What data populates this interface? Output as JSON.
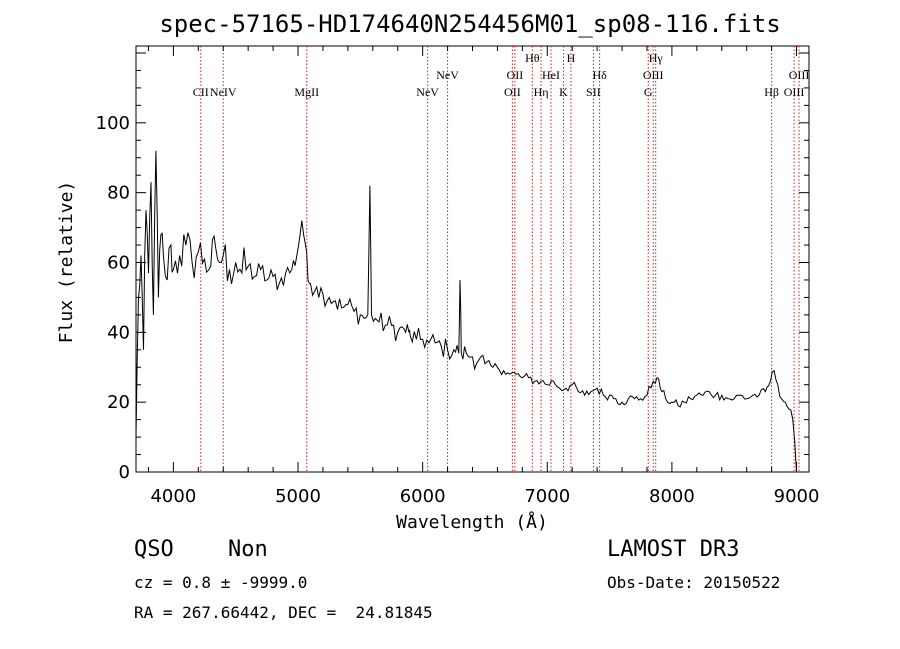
{
  "chart_data": {
    "type": "line",
    "title": "spec-57165-HD174640N254456M01_sp08-116.fits",
    "xlabel": "Wavelength (Å)",
    "ylabel": "Flux (relative)",
    "xlim": [
      3700,
      9100
    ],
    "ylim": [
      0,
      122
    ],
    "xticks": [
      4000,
      5000,
      6000,
      7000,
      8000,
      9000
    ],
    "yticks": [
      0,
      20,
      40,
      60,
      80,
      100
    ],
    "grid": false,
    "series": [
      {
        "x": [
          3700,
          3720,
          3740,
          3760,
          3780,
          3800,
          3820,
          3840,
          3860,
          3880,
          3900,
          3920,
          3950,
          3980,
          4000,
          4050,
          4100,
          4150,
          4200,
          4250,
          4300,
          4340,
          4370,
          4400,
          4450,
          4500,
          4550,
          4600,
          4650,
          4700,
          4750,
          4800,
          4850,
          4900,
          4950,
          4990,
          5030,
          5060,
          5080,
          5100,
          5150,
          5200,
          5250,
          5300,
          5350,
          5400,
          5450,
          5500,
          5530,
          5560,
          5577,
          5590,
          5620,
          5650,
          5700,
          5750,
          5800,
          5850,
          5890,
          5900,
          5950,
          6000,
          6050,
          6100,
          6150,
          6200,
          6250,
          6290,
          6300,
          6310,
          6350,
          6400,
          6450,
          6500,
          6563,
          6600,
          6650,
          6700,
          6750,
          6800,
          6850,
          6900,
          6950,
          7000,
          7050,
          7100,
          7150,
          7200,
          7250,
          7300,
          7350,
          7400,
          7450,
          7500,
          7550,
          7600,
          7650,
          7700,
          7750,
          7800,
          7850,
          7880,
          7920,
          7950,
          8000,
          8050,
          8100,
          8150,
          8200,
          8250,
          8300,
          8350,
          8400,
          8450,
          8500,
          8550,
          8600,
          8650,
          8700,
          8750,
          8790,
          8820,
          8850,
          8880,
          8910,
          8940,
          8970,
          9000
        ],
        "y": [
          10,
          50,
          62,
          35,
          75,
          57,
          83,
          45,
          92,
          50,
          68,
          62,
          55,
          65,
          58,
          62,
          65,
          60,
          63,
          61,
          59,
          64,
          60,
          62,
          58,
          60,
          57,
          59,
          56,
          58,
          55,
          56,
          54,
          57,
          58,
          62,
          72,
          65,
          55,
          54,
          53,
          51,
          50,
          49,
          47,
          48,
          46,
          45,
          44,
          45,
          82,
          45,
          44,
          43,
          42,
          42,
          40,
          41,
          40,
          39,
          38,
          38,
          37,
          37,
          36,
          35,
          35,
          34,
          55,
          34,
          34,
          33,
          32,
          31,
          30,
          30,
          29,
          28,
          28,
          27,
          27,
          26,
          26,
          25,
          26,
          24,
          24,
          25,
          23,
          22,
          23,
          24,
          22,
          22,
          21,
          20,
          21,
          21,
          21,
          22,
          26,
          27,
          23,
          21,
          20,
          19,
          20,
          21,
          22,
          22,
          23,
          22,
          22,
          21,
          21,
          22,
          21,
          22,
          22,
          23,
          26,
          29,
          25,
          21,
          20,
          18,
          15,
          0
        ]
      }
    ],
    "annotations": [
      {
        "text": "CII",
        "wavelength": 4220
      },
      {
        "text": "NeIV",
        "wavelength": 4400
      },
      {
        "text": "MgII",
        "wavelength": 5070
      },
      {
        "text": "NeV",
        "wavelength": 6040
      },
      {
        "text": "NeV",
        "wavelength": 6200
      },
      {
        "text": "OII",
        "wavelength": 6720
      },
      {
        "text": "OII",
        "wavelength": 6740
      },
      {
        "text": "Hθ",
        "wavelength": 6880
      },
      {
        "text": "Hη",
        "wavelength": 6950
      },
      {
        "text": "HeI",
        "wavelength": 7030
      },
      {
        "text": "K",
        "wavelength": 7130
      },
      {
        "text": "H",
        "wavelength": 7190
      },
      {
        "text": "SII",
        "wavelength": 7370
      },
      {
        "text": "Hδ",
        "wavelength": 7420
      },
      {
        "text": "G",
        "wavelength": 7810
      },
      {
        "text": "OIII",
        "wavelength": 7850
      },
      {
        "text": "Hγ",
        "wavelength": 7870
      },
      {
        "text": "Hβ",
        "wavelength": 8800
      },
      {
        "text": "OIII",
        "wavelength": 8980
      },
      {
        "text": "OIII",
        "wavelength": 9020
      }
    ]
  },
  "info": {
    "class": "QSO",
    "subclass": "Non",
    "redshift_line": "cz = 0.8 ± -9999.0",
    "coords_line": "RA = 267.66442, DEC =  24.81845",
    "survey": "LAMOST DR3",
    "obs_date_line": "Obs-Date: 20150522"
  }
}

====

CHALLENGE :: Produce an exact copy of each line of data, skipping embedded images.

EXERCISE SOLUTION ::
What data populates this interface? Output as JSON.
{
  "chart_data": {
    "type": "line",
    "title": "spec-57165-HD174640N254456M01_sp08-116.fits",
    "xlabel": "Wavelength (Å)",
    "ylabel": "Flux (relative)",
    "xlim": [
      3700,
      9100
    ],
    "ylim": [
      0,
      122
    ],
    "xticks": [
      4000,
      5000,
      6000,
      7000,
      8000,
      9000
    ],
    "yticks": [
      0,
      20,
      40,
      60,
      80,
      100
    ],
    "grid": false,
    "series": [
      {
        "x": [
          3700,
          3720,
          3740,
          3760,
          3780,
          3800,
          3820,
          3840,
          3860,
          3880,
          3900,
          3920,
          3950,
          3980,
          4000,
          4050,
          4100,
          4150,
          4200,
          4250,
          4300,
          4340,
          4370,
          4400,
          4450,
          4500,
          4550,
          4600,
          4650,
          4700,
          4750,
          4800,
          4850,
          4900,
          4950,
          4990,
          5030,
          5060,
          5080,
          5100,
          5150,
          5200,
          5250,
          5300,
          5350,
          5400,
          5450,
          5500,
          5530,
          5560,
          5577,
          5590,
          5620,
          5650,
          5700,
          5750,
          5800,
          5850,
          5890,
          5900,
          5950,
          6000,
          6050,
          6100,
          6150,
          6200,
          6250,
          6290,
          6300,
          6310,
          6350,
          6400,
          6450,
          6500,
          6563,
          6600,
          6650,
          6700,
          6750,
          6800,
          6850,
          6900,
          6950,
          7000,
          7050,
          7100,
          7150,
          7200,
          7250,
          7300,
          7350,
          7400,
          7450,
          7500,
          7550,
          7600,
          7650,
          7700,
          7750,
          7800,
          7850,
          7880,
          7920,
          7950,
          8000,
          8050,
          8100,
          8150,
          8200,
          8250,
          8300,
          8350,
          8400,
          8450,
          8500,
          8550,
          8600,
          8650,
          8700,
          8750,
          8790,
          8820,
          8850,
          8880,
          8910,
          8940,
          8970,
          9000
        ],
        "y": [
          10,
          50,
          62,
          35,
          75,
          57,
          83,
          45,
          92,
          50,
          68,
          62,
          55,
          65,
          58,
          62,
          65,
          60,
          63,
          61,
          59,
          64,
          60,
          62,
          58,
          60,
          57,
          59,
          56,
          58,
          55,
          56,
          54,
          57,
          58,
          62,
          72,
          65,
          55,
          54,
          53,
          51,
          50,
          49,
          47,
          48,
          46,
          45,
          44,
          45,
          82,
          45,
          44,
          43,
          42,
          42,
          40,
          41,
          40,
          39,
          38,
          38,
          37,
          37,
          36,
          35,
          35,
          34,
          55,
          34,
          34,
          33,
          32,
          31,
          30,
          30,
          29,
          28,
          28,
          27,
          27,
          26,
          26,
          25,
          26,
          24,
          24,
          25,
          23,
          22,
          23,
          24,
          22,
          22,
          21,
          20,
          21,
          21,
          21,
          22,
          26,
          27,
          23,
          21,
          20,
          19,
          20,
          21,
          22,
          22,
          23,
          22,
          22,
          21,
          21,
          22,
          21,
          22,
          22,
          23,
          26,
          29,
          25,
          21,
          20,
          18,
          15,
          0
        ]
      }
    ],
    "annotations": [
      {
        "text": "CII",
        "wavelength": 4220
      },
      {
        "text": "NeIV",
        "wavelength": 4400
      },
      {
        "text": "MgII",
        "wavelength": 5070
      },
      {
        "text": "NeV",
        "wavelength": 6040
      },
      {
        "text": "NeV",
        "wavelength": 6200
      },
      {
        "text": "OII",
        "wavelength": 6720
      },
      {
        "text": "OII",
        "wavelength": 6740
      },
      {
        "text": "Hθ",
        "wavelength": 6880
      },
      {
        "text": "Hη",
        "wavelength": 6950
      },
      {
        "text": "HeI",
        "wavelength": 7030
      },
      {
        "text": "K",
        "wavelength": 7130
      },
      {
        "text": "H",
        "wavelength": 7190
      },
      {
        "text": "SII",
        "wavelength": 7370
      },
      {
        "text": "Hδ",
        "wavelength": 7420
      },
      {
        "text": "G",
        "wavelength": 7810
      },
      {
        "text": "OIII",
        "wavelength": 7850
      },
      {
        "text": "Hγ",
        "wavelength": 7870
      },
      {
        "text": "Hβ",
        "wavelength": 8800
      },
      {
        "text": "OIII",
        "wavelength": 8980
      },
      {
        "text": "OIII",
        "wavelength": 9020
      }
    ]
  },
  "info": {
    "class": "QSO",
    "subclass": "Non",
    "redshift_line": "cz = 0.8 ± -9999.0",
    "coords_line": "RA = 267.66442, DEC =  24.81845",
    "survey": "LAMOST DR3",
    "obs_date_line": "Obs-Date: 20150522"
  }
}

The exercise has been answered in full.